*PROVIDED PASSAGE*:
# # # # #

The painstaking process of reducing suspect areas is made easier and quicker by an enthusiastic hound with its keen sense of smell. According to Ben Remfrey, operations director for Mat, a dog can walk up a 15-metre lane and do the necessary detection work that would take a human de-miner as long as a day.

'They're brilliant for area reduction,' he said. 'And it gives a lot more quality and cost-effectiveness to projects.'

Fully-trained dogs add the quality control needed in projects by bringing an operation up to international mine action standards.

'The dog's nose never lies. It's 800 times better then ours and a dog can find a mine at a depth of 40cm. Most anti-personnel blast mines - the type that people step on - are never this deep. Dogs can therefore easily find them.'

Mr Remfrey's latest venture into mine detection dogs follows his recent Specsavers-funded trip to assess the threat from tsunami swept landmines in Sri Lanka. Two decades of internal conflict left the country contaminated with mines and other remnants of war.

Government officials commonly estimate that both they and the rebel Tamil Tigers planted about 1.5 million landmines. Since 1999, more than 700 landmine and unexploded casualties were recorded.

The UN believes the latter figure is much higher.

Before the Boxing Day tragedy, Mr Remfrey had worked with members of a Sri Lankan charity, the Community Trust Fund, so that they could provide mine risk education to more than 32,000 people including 7,000 schoolteachers.

But the Boxing Day devastation undid much of the good. The tsunami destroyed minefield markings and washed mines into unknown areas, leaving hundreds of thousands of displaced survivors under threat. Many have little knowledge of the dangers.

'Children are particularly vulnerable as many landmines look like toys to them. Being smaller, they tend to suffer a lot more if a landmine does explode,' said Mr Remfrey.

# # # # #

*STORED DATA*:
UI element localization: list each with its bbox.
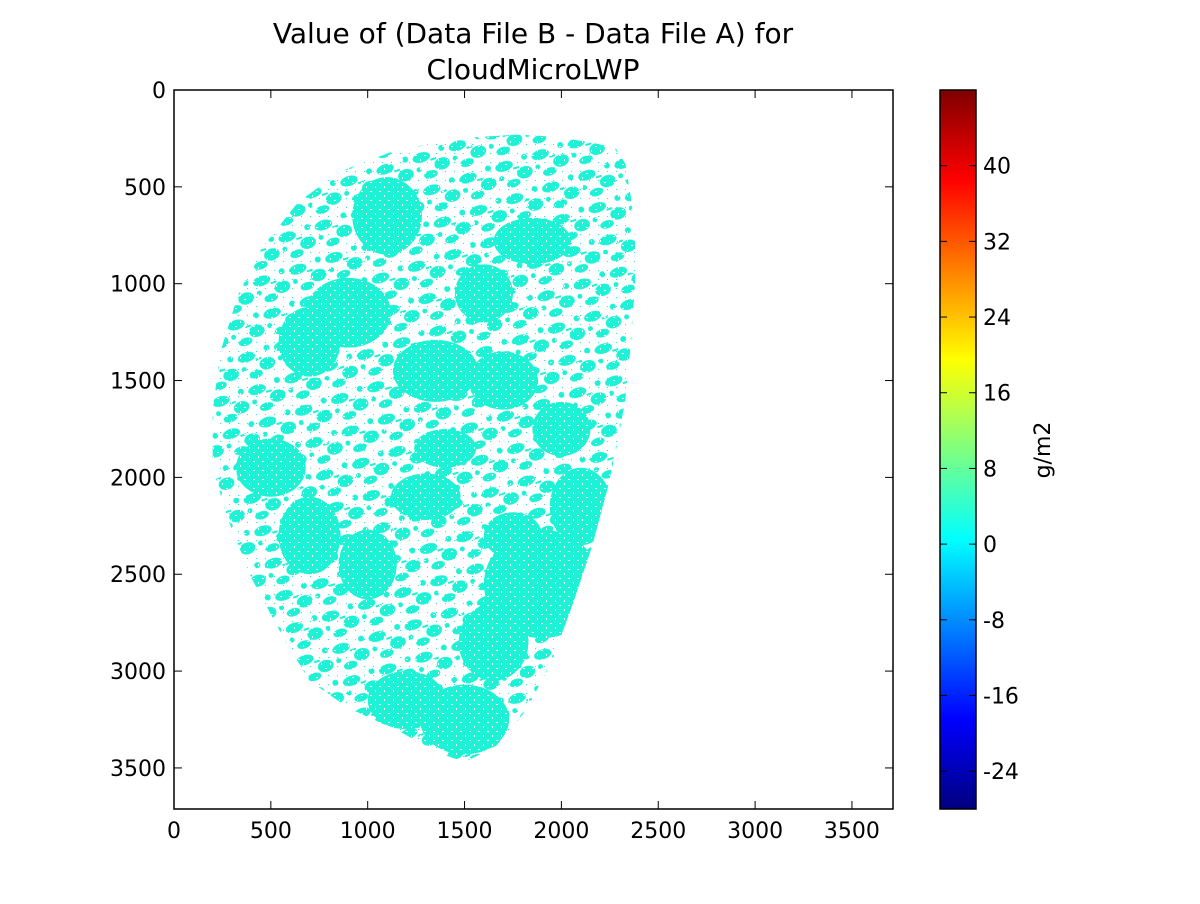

# # # # #

*PARTS OF THE EXERCISE*:
a) Copy from the landmine passage the stretch that begins at the words "Government officials commonly" and ends after the words "including 7,000 schoolteachers.".
b) List every organization the landmine passage mentions by name.

*TASK ANSWERS*:
a)
Government officials commonly estimate that both they and the rebel Tamil Tigers planted about 1.5 million landmines. Since 1999, more than 700 landmine and unexploded casualties were recorded.

The UN believes the latter figure is much higher.

Before the Boxing Day tragedy, Mr Remfrey had worked with members of a Sri Lankan charity, the Community Trust Fund, so that they could provide mine risk education to more than 32,000 people including 7,000 schoolteachers.

b)
- Mat
- Specsavers
- the Tamil Tigers
- the UN
- the Community Trust Fund